**Problem description**: Beginning with the line in which "Read this page and output its text content." appears, transcribe each line word for word until the records end. Do not include pictures.

Excerpt from a dataset
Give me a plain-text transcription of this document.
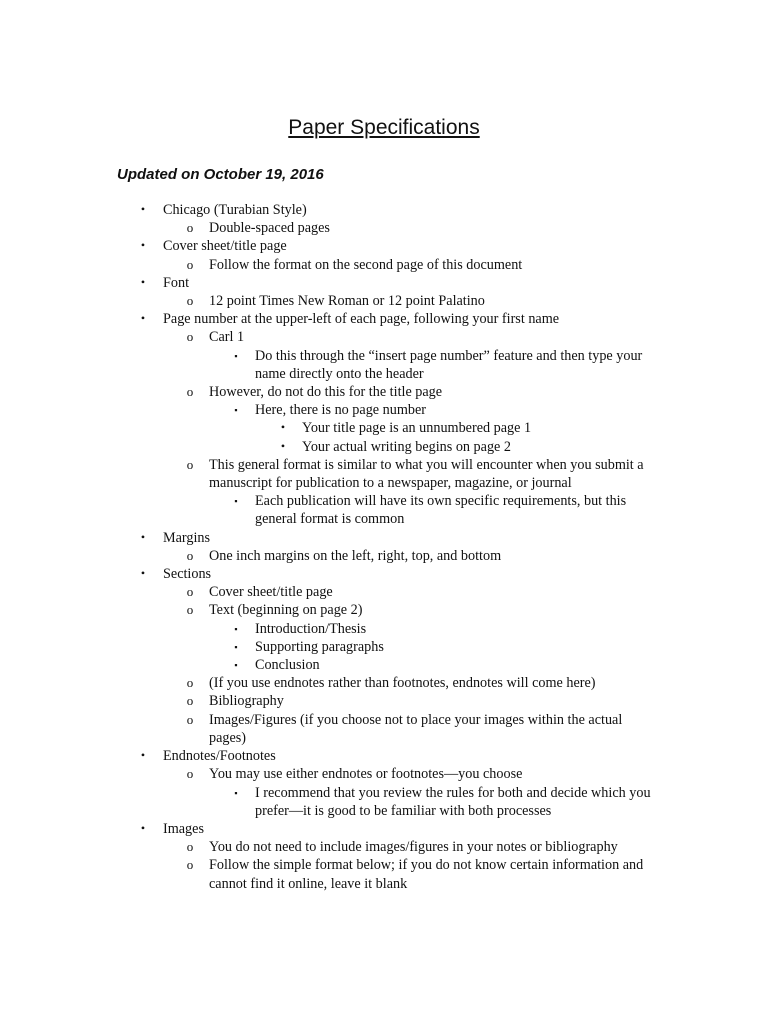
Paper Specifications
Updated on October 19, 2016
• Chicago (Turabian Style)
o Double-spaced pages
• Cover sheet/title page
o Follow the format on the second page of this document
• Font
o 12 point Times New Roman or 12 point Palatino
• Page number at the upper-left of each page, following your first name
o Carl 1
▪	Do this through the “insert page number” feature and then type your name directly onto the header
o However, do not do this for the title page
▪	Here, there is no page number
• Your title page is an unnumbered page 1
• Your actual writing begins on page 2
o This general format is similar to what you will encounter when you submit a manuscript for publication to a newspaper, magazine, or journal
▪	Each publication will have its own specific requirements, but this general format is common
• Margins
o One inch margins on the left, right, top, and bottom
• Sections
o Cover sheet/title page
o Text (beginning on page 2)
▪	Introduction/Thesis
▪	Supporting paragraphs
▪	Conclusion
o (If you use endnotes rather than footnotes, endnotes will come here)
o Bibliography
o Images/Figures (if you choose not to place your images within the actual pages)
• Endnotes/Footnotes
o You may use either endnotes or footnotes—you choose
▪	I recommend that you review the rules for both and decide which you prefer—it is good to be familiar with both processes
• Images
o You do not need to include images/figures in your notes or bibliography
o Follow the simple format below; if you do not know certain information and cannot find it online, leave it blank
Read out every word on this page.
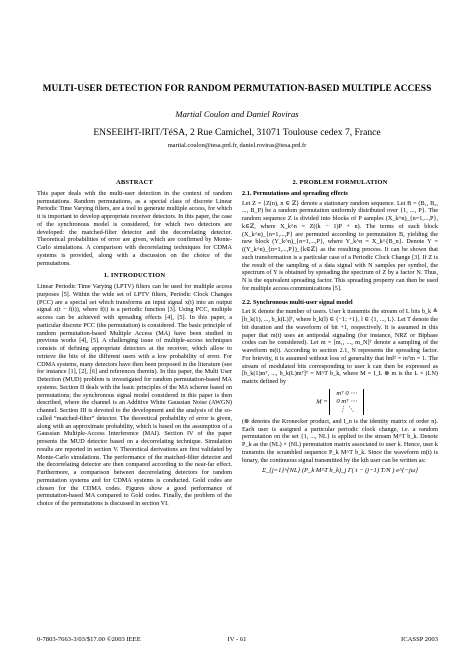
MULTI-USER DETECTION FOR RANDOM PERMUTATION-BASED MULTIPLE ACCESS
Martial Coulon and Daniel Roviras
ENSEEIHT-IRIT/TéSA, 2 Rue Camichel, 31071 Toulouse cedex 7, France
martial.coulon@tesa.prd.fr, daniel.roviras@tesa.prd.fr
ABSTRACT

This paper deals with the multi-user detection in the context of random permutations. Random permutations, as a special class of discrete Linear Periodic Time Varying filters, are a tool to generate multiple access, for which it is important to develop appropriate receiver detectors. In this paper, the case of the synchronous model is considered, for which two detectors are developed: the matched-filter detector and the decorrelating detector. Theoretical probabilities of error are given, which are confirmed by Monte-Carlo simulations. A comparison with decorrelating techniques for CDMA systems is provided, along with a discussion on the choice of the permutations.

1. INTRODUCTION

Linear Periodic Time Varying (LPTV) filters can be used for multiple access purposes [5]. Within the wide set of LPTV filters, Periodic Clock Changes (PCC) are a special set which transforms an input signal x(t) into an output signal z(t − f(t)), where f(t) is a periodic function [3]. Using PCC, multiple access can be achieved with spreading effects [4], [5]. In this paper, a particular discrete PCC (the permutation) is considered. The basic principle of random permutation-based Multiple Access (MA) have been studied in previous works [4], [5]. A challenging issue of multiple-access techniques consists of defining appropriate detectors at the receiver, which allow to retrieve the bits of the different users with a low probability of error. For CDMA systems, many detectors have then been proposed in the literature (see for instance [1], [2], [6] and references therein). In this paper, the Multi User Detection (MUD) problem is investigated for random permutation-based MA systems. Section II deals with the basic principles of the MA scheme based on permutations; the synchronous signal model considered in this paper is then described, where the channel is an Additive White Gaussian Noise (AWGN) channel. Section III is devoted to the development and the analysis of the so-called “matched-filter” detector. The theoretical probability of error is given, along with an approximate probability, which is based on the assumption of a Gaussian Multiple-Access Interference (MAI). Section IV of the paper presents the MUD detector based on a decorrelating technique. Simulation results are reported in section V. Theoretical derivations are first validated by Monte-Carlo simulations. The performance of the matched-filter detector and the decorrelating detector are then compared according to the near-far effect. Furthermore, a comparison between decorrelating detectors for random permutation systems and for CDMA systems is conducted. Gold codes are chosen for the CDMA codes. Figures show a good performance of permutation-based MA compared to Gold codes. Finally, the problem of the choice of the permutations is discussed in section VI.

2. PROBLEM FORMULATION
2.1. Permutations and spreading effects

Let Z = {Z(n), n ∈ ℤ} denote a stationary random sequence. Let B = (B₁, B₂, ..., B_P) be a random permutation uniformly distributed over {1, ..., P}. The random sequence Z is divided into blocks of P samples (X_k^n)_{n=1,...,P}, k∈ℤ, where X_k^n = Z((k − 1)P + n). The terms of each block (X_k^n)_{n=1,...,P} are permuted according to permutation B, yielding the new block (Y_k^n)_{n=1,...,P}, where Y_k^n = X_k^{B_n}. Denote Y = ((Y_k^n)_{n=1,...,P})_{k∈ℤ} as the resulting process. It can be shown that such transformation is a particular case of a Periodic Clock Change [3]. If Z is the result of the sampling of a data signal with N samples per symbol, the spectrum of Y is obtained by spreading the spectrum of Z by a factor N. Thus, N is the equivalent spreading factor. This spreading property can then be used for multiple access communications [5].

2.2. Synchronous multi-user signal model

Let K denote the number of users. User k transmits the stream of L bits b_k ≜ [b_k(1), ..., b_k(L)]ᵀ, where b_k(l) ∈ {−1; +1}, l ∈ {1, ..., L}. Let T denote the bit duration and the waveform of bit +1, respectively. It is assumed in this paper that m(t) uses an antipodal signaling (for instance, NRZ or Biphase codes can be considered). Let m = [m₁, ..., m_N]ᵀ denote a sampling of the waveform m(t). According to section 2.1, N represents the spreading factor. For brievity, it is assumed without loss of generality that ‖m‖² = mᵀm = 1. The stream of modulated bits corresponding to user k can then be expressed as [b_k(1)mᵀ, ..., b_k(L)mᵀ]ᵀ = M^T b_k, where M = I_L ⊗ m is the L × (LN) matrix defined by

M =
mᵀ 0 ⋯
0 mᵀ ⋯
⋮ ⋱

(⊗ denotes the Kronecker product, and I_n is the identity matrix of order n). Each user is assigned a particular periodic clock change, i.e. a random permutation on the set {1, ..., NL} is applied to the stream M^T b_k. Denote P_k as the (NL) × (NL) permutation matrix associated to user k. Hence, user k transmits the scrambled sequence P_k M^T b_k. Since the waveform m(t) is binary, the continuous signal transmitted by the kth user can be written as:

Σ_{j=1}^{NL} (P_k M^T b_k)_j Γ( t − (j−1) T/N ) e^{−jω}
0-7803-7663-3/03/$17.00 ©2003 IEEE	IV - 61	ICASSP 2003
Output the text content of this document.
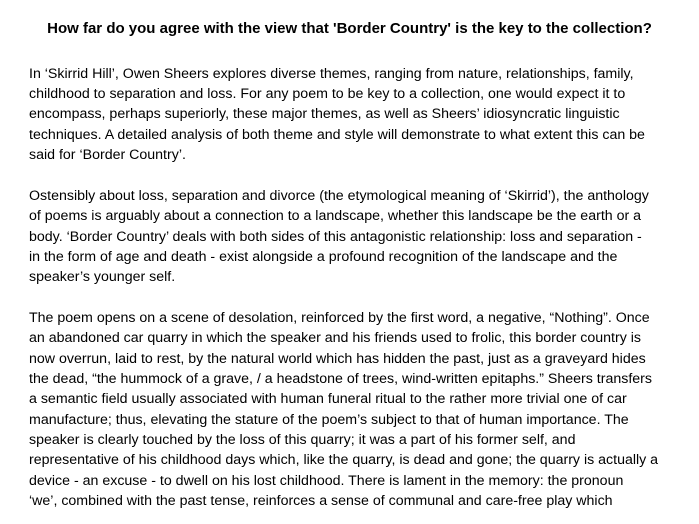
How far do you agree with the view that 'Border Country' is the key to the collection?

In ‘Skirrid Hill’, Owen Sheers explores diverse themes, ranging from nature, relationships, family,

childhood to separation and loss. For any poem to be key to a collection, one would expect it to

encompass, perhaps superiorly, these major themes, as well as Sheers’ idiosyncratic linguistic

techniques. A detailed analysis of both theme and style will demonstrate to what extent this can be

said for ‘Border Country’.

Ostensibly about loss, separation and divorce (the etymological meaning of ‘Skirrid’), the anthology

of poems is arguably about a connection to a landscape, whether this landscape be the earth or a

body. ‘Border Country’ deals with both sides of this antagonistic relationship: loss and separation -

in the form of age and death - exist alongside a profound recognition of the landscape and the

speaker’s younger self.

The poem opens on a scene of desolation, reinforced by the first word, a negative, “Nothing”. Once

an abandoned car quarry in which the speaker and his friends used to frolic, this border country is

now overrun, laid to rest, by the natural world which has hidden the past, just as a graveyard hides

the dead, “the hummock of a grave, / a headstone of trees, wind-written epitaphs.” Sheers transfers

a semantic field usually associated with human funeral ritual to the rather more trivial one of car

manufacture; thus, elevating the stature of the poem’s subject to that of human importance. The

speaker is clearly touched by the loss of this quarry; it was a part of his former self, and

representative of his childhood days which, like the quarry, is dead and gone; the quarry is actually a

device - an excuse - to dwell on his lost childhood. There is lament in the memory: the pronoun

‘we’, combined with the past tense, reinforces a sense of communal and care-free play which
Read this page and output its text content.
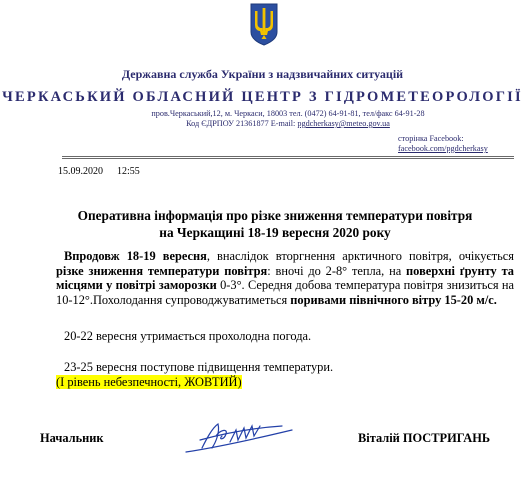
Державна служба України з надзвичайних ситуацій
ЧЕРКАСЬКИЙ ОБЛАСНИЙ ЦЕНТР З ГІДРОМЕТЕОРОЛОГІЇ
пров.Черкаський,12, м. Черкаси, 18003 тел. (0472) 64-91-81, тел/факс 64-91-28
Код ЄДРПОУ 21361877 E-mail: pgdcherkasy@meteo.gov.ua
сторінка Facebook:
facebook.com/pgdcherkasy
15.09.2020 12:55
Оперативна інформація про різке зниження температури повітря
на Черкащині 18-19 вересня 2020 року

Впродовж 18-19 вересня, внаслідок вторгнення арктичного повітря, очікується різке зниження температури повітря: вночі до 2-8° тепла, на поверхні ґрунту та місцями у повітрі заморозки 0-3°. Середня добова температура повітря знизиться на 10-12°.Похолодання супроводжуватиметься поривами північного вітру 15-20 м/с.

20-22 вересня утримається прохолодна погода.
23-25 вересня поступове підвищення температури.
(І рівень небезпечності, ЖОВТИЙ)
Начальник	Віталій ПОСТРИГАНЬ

**Complete response**:
Read this page and output its text content.
Державна служба України з надзвичайних ситуацій
ЧЕРКАСЬКИЙ ОБЛАСНИЙ ЦЕНТР З ГІДРОМЕТЕОРОЛОГІЇ
пров.Черкаський,12, м. Черкаси, 18003 тел. (0472) 64-91-81, тел/факс 64-91-28
Код ЄДРПОУ 21361877 E-mail: pgdcherkasy@meteo.gov.ua
сторінка Facebook:
facebook.com/pgdcherkasy
15.09.2020 12:55
Оперативна інформація про різке зниження температури повітря
на Черкащині 18-19 вересня 2020 року

Впродовж 18-19 вересня, внаслідок вторгнення арктичного повітря, очікується різке зниження температури повітря: вночі до 2-8° тепла, на поверхні ґрунту та місцями у повітрі заморозки 0-3°. Середня добова температура повітря знизиться на 10-12°.Похолодання супроводжуватиметься поривами північного вітру 15-20 м/с.

20-22 вересня утримається прохолодна погода.
23-25 вересня поступове підвищення температури.
(І рівень небезпечності, ЖОВТИЙ)
Начальник	Віталій ПОСТРИГАНЬ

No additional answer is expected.